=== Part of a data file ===
· · · · ·
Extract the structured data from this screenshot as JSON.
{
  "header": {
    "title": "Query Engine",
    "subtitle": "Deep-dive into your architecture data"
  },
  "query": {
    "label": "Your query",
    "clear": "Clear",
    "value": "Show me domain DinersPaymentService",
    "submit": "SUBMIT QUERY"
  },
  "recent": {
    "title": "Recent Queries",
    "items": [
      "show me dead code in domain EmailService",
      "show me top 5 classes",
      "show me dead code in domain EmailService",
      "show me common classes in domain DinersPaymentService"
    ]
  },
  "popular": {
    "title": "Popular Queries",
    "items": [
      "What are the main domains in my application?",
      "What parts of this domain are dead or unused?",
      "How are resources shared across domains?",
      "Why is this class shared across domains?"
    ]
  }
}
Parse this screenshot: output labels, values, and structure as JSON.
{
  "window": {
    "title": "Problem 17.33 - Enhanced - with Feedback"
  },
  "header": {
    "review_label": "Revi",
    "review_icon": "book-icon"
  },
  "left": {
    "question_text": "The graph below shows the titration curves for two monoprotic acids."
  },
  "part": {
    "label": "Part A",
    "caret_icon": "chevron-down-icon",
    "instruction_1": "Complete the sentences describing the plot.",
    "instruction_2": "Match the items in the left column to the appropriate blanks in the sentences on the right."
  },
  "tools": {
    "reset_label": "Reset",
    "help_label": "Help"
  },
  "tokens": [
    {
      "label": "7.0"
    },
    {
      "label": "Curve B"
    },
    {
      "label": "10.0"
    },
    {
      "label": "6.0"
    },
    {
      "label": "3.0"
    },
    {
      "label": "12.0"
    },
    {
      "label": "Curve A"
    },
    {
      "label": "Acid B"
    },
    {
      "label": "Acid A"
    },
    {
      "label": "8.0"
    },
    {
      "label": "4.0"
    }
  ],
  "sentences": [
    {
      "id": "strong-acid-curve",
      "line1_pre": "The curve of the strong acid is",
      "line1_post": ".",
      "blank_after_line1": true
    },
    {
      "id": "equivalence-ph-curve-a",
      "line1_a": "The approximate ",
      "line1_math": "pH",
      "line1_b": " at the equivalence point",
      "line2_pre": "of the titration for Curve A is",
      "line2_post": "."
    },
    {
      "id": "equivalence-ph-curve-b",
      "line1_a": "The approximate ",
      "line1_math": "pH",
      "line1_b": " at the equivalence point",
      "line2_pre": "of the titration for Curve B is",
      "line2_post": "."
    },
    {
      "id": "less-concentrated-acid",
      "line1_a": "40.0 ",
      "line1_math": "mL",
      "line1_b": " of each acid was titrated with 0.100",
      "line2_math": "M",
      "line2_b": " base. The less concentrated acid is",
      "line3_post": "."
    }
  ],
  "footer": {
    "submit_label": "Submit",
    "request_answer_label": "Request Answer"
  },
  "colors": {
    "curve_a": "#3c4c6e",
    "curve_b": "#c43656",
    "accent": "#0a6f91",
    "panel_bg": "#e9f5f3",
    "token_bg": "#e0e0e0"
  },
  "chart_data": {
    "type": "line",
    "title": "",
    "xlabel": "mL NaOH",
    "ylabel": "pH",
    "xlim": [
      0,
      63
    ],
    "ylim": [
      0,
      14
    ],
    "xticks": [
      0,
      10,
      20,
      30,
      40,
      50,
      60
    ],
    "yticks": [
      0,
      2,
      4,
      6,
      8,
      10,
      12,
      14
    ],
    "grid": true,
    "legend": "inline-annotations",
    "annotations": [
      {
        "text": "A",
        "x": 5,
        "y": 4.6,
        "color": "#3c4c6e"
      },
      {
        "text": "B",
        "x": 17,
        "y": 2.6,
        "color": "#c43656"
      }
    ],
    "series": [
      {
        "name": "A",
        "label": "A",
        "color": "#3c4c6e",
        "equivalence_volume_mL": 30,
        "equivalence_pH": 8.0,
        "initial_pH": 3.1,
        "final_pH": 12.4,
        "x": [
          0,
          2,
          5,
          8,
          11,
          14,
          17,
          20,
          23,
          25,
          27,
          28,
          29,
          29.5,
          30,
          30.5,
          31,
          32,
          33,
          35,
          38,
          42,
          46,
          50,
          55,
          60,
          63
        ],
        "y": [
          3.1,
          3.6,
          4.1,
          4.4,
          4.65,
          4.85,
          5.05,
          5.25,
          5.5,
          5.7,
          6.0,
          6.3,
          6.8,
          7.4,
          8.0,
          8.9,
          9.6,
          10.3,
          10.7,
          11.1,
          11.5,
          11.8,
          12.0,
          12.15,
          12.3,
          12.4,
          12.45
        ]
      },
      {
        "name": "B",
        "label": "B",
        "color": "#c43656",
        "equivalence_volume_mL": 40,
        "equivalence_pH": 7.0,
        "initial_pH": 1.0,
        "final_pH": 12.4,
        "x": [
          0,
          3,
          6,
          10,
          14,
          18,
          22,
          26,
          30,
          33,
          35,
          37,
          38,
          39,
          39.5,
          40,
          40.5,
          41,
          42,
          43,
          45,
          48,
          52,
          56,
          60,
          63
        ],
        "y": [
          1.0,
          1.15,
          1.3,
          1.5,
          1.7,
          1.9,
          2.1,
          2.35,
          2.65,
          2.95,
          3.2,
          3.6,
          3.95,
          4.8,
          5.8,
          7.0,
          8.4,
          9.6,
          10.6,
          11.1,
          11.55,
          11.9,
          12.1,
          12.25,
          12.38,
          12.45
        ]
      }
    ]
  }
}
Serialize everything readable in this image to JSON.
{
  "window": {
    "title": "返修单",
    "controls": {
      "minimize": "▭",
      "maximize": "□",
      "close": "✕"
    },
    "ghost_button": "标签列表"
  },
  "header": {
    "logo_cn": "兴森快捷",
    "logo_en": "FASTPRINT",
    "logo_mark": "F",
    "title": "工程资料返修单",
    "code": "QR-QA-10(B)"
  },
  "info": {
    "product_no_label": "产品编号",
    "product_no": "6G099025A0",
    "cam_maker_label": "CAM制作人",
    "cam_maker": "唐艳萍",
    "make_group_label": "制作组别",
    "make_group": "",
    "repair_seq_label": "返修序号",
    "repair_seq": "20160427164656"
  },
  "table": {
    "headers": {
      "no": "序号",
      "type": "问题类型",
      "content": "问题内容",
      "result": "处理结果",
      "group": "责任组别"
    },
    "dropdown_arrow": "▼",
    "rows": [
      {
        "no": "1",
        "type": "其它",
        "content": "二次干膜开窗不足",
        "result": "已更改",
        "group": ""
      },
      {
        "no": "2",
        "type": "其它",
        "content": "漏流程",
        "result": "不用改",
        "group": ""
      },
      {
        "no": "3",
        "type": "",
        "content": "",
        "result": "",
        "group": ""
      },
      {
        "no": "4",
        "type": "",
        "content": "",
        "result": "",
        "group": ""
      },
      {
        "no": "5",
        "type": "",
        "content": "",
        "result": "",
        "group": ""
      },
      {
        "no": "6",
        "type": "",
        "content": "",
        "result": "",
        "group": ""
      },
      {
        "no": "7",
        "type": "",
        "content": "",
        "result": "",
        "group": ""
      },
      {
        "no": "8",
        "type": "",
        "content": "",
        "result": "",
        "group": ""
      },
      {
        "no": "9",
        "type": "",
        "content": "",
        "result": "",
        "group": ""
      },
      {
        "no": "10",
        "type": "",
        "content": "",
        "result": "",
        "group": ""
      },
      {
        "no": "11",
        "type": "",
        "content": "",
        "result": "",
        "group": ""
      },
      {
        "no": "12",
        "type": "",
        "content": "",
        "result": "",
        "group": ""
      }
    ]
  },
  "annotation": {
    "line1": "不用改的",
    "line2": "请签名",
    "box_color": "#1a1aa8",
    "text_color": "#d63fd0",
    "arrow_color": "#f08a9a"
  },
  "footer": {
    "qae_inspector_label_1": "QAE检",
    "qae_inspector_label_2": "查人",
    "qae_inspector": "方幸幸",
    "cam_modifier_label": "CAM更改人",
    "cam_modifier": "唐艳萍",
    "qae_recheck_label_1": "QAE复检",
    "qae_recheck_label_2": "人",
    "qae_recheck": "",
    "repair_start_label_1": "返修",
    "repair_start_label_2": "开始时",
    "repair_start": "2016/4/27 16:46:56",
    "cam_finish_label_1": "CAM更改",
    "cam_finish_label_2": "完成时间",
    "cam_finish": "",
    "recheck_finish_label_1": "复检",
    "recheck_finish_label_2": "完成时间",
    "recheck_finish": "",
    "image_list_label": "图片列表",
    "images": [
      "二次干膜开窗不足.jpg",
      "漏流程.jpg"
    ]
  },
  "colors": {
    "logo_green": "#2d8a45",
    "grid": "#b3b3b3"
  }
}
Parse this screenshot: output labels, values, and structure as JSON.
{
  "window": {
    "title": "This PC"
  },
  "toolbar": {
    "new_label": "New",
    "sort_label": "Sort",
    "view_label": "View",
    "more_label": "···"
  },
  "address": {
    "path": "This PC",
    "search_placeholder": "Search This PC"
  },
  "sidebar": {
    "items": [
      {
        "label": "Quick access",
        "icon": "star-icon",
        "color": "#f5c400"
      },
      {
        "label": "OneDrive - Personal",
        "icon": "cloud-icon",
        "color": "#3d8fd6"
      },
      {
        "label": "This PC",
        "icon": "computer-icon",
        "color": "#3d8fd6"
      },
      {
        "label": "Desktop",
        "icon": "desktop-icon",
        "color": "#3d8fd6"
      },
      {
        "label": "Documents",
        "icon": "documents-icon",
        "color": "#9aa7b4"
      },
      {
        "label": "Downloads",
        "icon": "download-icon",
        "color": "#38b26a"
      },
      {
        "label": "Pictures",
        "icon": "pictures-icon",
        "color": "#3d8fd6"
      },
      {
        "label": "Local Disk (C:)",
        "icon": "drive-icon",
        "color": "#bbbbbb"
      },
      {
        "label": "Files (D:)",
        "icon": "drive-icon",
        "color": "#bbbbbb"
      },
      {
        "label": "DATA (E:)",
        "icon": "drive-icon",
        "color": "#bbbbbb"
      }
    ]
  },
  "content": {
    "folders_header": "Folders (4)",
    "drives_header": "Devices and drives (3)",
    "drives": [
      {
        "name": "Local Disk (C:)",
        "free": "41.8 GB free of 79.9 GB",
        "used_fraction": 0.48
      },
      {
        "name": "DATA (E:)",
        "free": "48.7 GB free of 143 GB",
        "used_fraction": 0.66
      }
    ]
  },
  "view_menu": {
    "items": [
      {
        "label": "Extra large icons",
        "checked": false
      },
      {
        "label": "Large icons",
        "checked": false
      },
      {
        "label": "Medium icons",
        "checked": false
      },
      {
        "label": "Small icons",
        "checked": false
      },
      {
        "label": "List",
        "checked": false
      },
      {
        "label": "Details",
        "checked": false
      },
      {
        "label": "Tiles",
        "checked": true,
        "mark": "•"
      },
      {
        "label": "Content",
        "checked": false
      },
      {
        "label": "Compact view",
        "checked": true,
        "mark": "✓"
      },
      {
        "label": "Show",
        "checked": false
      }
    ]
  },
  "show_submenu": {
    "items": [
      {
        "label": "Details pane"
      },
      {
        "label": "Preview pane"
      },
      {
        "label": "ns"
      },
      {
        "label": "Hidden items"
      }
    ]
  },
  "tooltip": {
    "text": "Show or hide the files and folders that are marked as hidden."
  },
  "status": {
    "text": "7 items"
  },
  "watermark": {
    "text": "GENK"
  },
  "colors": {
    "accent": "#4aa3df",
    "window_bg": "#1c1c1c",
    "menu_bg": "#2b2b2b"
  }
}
· · · · ·
=== Description of the task ===
Copy whichever lines in the listing above contain the word "less".

=== Solution to this task ===
      "id": "less-concentrated-acid",
      "line2_b": " base. The less concentrated acid is",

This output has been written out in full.